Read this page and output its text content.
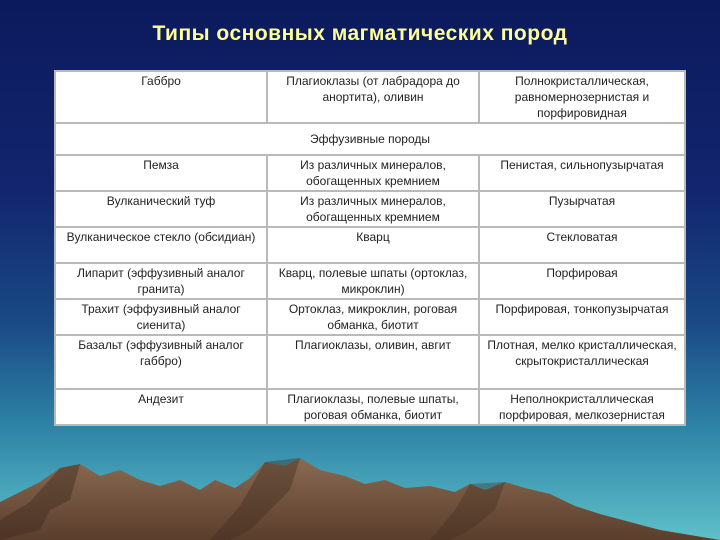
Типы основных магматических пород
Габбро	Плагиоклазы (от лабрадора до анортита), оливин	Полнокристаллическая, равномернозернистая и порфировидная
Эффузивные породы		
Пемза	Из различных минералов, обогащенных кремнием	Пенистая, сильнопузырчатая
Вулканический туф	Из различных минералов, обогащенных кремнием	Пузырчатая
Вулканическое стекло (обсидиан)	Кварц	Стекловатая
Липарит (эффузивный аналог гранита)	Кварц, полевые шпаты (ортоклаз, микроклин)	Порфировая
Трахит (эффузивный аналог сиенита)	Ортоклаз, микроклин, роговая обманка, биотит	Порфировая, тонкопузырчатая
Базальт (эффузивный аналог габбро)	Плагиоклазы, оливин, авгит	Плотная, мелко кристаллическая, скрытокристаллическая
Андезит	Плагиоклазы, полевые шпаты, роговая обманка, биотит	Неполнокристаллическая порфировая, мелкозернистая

┄┄┄┄┄┄┄┄┄┄

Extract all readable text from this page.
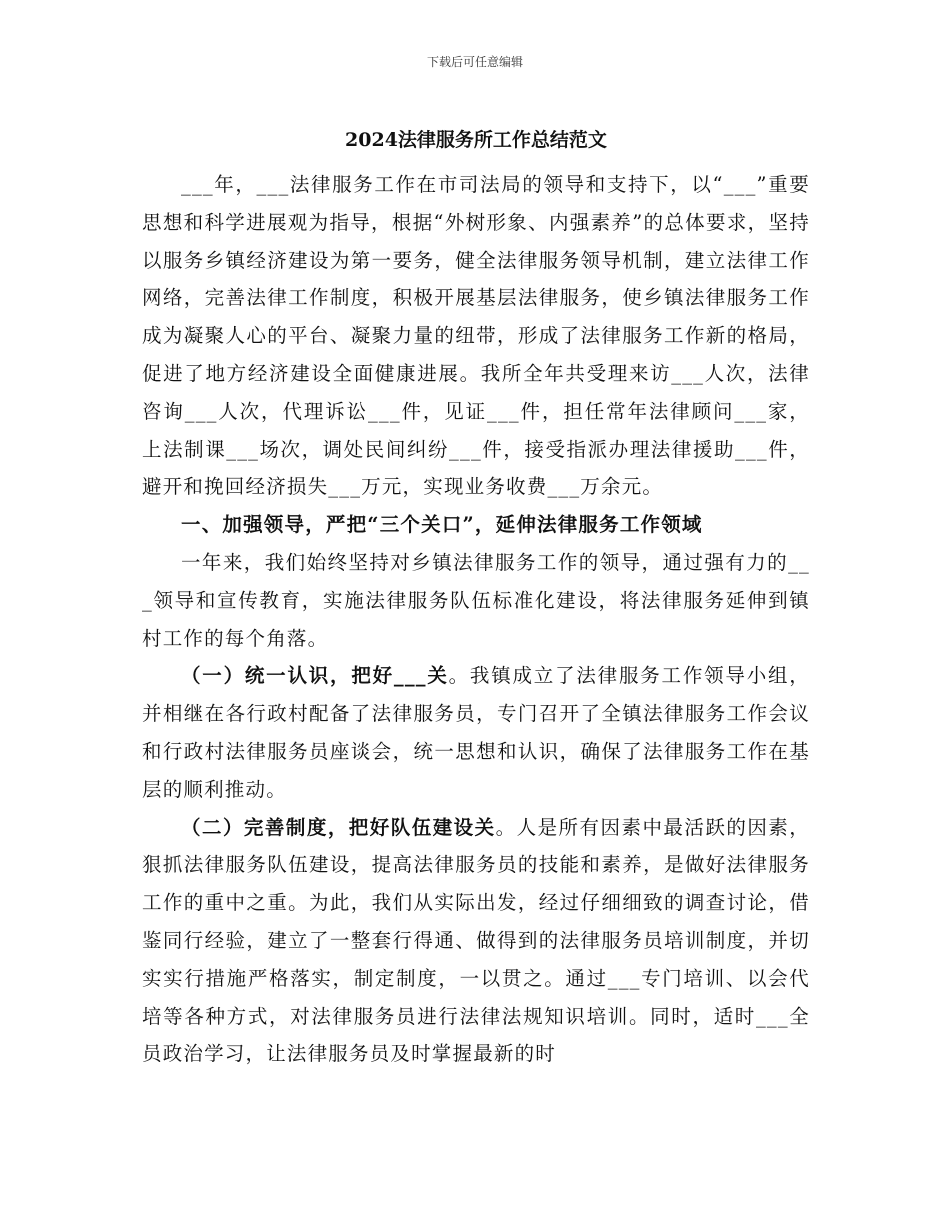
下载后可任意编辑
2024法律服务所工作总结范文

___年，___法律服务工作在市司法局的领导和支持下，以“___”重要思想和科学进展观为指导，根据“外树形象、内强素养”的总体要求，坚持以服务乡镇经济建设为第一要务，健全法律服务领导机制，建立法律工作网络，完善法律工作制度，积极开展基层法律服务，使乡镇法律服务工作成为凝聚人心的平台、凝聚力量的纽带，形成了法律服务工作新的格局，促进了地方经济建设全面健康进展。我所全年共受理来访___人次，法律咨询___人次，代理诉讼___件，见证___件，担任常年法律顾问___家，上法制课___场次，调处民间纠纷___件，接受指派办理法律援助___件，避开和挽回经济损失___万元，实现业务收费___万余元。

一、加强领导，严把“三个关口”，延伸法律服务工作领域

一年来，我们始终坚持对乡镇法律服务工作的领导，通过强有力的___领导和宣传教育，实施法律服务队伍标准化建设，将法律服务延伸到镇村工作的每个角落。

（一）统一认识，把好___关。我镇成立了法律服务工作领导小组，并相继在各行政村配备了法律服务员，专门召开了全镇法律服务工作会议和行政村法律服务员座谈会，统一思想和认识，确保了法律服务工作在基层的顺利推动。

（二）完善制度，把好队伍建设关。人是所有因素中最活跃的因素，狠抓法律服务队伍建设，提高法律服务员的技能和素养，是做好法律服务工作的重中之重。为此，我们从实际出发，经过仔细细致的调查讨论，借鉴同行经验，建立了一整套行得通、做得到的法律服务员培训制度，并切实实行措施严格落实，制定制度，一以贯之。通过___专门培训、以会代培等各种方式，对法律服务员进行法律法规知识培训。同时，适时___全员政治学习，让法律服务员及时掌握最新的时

┄┄┄┄┄┄┄┄┄┄

WHAT IS BEING ASKED: State how many lines of the listing above include the word "минералов". Give nothing but the number.

EXERCISE ANSWER: 2